Stored items from a collection
□ □ □ □ □ □ □

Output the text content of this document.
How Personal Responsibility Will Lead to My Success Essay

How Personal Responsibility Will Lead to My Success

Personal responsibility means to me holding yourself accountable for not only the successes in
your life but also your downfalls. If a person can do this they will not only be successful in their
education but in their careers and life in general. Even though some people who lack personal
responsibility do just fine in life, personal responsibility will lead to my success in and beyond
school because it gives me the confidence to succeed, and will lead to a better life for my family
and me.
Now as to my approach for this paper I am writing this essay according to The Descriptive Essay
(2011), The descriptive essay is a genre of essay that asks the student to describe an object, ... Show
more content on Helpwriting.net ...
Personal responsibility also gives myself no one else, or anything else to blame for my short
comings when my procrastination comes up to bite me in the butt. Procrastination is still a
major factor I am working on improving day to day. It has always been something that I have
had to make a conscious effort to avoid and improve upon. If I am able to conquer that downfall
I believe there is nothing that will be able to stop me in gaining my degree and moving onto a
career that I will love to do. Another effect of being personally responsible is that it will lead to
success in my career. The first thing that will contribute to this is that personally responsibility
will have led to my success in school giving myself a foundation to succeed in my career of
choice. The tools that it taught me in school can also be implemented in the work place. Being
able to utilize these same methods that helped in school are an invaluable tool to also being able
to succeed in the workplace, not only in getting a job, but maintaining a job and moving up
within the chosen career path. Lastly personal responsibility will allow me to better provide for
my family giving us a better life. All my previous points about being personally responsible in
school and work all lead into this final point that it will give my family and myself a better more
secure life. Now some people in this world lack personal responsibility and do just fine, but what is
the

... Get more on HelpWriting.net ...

□ □ □ □ □ □ □

#### Goal
What is the number of lines holding the word "fine"? State it alone.

#### Written reply
2